EXERCISE DESCRIPTION:
Without including any images, reproduce each entry exactly.

GIVEN ENTRIES:
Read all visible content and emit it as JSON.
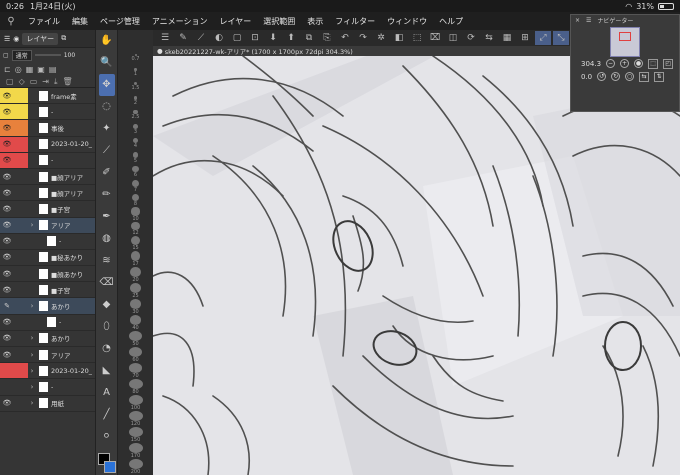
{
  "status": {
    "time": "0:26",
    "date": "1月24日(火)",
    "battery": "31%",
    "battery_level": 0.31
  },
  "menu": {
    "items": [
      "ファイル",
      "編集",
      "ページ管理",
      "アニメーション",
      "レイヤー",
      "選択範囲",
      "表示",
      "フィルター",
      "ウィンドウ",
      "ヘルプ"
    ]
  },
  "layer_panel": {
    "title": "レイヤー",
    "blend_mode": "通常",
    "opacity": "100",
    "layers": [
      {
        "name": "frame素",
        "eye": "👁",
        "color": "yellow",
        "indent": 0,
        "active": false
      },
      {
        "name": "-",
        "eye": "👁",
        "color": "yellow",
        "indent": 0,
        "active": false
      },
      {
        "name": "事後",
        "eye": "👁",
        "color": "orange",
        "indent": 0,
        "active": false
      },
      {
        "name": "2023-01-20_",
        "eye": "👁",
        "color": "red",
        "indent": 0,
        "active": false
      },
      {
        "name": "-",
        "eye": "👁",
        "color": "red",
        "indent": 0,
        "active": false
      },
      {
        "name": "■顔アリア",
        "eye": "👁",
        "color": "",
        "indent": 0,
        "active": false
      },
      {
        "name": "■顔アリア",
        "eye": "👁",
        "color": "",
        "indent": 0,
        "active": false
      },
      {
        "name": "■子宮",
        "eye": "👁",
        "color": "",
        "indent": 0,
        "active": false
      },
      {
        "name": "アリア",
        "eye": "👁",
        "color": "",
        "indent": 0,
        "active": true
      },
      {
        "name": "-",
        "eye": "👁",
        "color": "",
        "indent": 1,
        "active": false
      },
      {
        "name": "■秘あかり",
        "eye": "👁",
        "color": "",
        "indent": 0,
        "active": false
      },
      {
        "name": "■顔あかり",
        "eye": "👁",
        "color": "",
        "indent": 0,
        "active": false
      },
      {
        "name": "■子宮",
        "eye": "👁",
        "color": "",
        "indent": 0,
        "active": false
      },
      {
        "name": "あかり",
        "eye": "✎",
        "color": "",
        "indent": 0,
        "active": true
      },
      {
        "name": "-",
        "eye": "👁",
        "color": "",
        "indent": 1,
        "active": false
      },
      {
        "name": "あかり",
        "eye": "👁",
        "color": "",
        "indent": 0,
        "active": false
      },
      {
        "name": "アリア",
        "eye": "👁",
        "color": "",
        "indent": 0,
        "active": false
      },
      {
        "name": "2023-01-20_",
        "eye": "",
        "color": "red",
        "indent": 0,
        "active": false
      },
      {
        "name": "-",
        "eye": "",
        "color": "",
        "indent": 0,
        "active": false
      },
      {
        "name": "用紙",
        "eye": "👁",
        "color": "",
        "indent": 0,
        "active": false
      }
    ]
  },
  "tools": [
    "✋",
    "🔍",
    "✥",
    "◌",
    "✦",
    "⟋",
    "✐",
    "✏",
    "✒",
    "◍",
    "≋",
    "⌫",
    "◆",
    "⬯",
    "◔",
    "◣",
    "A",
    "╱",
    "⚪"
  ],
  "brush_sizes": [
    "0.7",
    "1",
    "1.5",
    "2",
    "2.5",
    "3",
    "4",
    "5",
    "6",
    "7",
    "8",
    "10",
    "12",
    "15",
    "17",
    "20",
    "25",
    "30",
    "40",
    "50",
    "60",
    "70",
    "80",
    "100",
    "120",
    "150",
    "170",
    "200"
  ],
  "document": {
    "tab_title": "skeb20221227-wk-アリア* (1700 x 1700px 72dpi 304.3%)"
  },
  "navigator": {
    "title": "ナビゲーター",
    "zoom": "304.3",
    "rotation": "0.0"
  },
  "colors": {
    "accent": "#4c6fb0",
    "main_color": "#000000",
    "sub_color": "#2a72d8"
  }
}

TASK RESULT:
Read all visible content and emit it as JSON.
{
  "status": {
    "time": "0:26",
    "date": "1月24日(火)",
    "battery": "31%",
    "battery_level": 0.31
  },
  "menu": {
    "items": [
      "ファイル",
      "編集",
      "ページ管理",
      "アニメーション",
      "レイヤー",
      "選択範囲",
      "表示",
      "フィルター",
      "ウィンドウ",
      "ヘルプ"
    ]
  },
  "layer_panel": {
    "title": "レイヤー",
    "blend_mode": "通常",
    "opacity": "100",
    "layers": [
      {
        "name": "frame素",
        "eye": "👁",
        "color": "yellow",
        "indent": 0,
        "active": false
      },
      {
        "name": "-",
        "eye": "👁",
        "color": "yellow",
        "indent": 0,
        "active": false
      },
      {
        "name": "事後",
        "eye": "👁",
        "color": "orange",
        "indent": 0,
        "active": false
      },
      {
        "name": "2023-01-20_",
        "eye": "👁",
        "color": "red",
        "indent": 0,
        "active": false
      },
      {
        "name": "-",
        "eye": "👁",
        "color": "red",
        "indent": 0,
        "active": false
      },
      {
        "name": "■顔アリア",
        "eye": "👁",
        "color": "",
        "indent": 0,
        "active": false
      },
      {
        "name": "■顔アリア",
        "eye": "👁",
        "color": "",
        "indent": 0,
        "active": false
      },
      {
        "name": "■子宮",
        "eye": "👁",
        "color": "",
        "indent": 0,
        "active": false
      },
      {
        "name": "アリア",
        "eye": "👁",
        "color": "",
        "indent": 0,
        "active": true
      },
      {
        "name": "-",
        "eye": "👁",
        "color": "",
        "indent": 1,
        "active": false
      },
      {
        "name": "■秘あかり",
        "eye": "👁",
        "color": "",
        "indent": 0,
        "active": false
      },
      {
        "name": "■顔あかり",
        "eye": "👁",
        "color": "",
        "indent": 0,
        "active": false
      },
      {
        "name": "■子宮",
        "eye": "👁",
        "color": "",
        "indent": 0,
        "active": false
      },
      {
        "name": "あかり",
        "eye": "✎",
        "color": "",
        "indent": 0,
        "active": true
      },
      {
        "name": "-",
        "eye": "👁",
        "color": "",
        "indent": 1,
        "active": false
      },
      {
        "name": "あかり",
        "eye": "👁",
        "color": "",
        "indent": 0,
        "active": false
      },
      {
        "name": "アリア",
        "eye": "👁",
        "color": "",
        "indent": 0,
        "active": false
      },
      {
        "name": "2023-01-20_",
        "eye": "",
        "color": "red",
        "indent": 0,
        "active": false
      },
      {
        "name": "-",
        "eye": "",
        "color": "",
        "indent": 0,
        "active": false
      },
      {
        "name": "用紙",
        "eye": "👁",
        "color": "",
        "indent": 0,
        "active": false
      }
    ]
  },
  "tools": [
    "✋",
    "🔍",
    "✥",
    "◌",
    "✦",
    "⟋",
    "✐",
    "✏",
    "✒",
    "◍",
    "≋",
    "⌫",
    "◆",
    "⬯",
    "◔",
    "◣",
    "A",
    "╱",
    "⚪"
  ],
  "brush_sizes": [
    "0.7",
    "1",
    "1.5",
    "2",
    "2.5",
    "3",
    "4",
    "5",
    "6",
    "7",
    "8",
    "10",
    "12",
    "15",
    "17",
    "20",
    "25",
    "30",
    "40",
    "50",
    "60",
    "70",
    "80",
    "100",
    "120",
    "150",
    "170",
    "200"
  ],
  "document": {
    "tab_title": "skeb20221227-wk-アリア* (1700 x 1700px 72dpi 304.3%)"
  },
  "navigator": {
    "title": "ナビゲーター",
    "zoom": "304.3",
    "rotation": "0.0"
  },
  "colors": {
    "accent": "#4c6fb0",
    "main_color": "#000000",
    "sub_color": "#2a72d8"
  }
}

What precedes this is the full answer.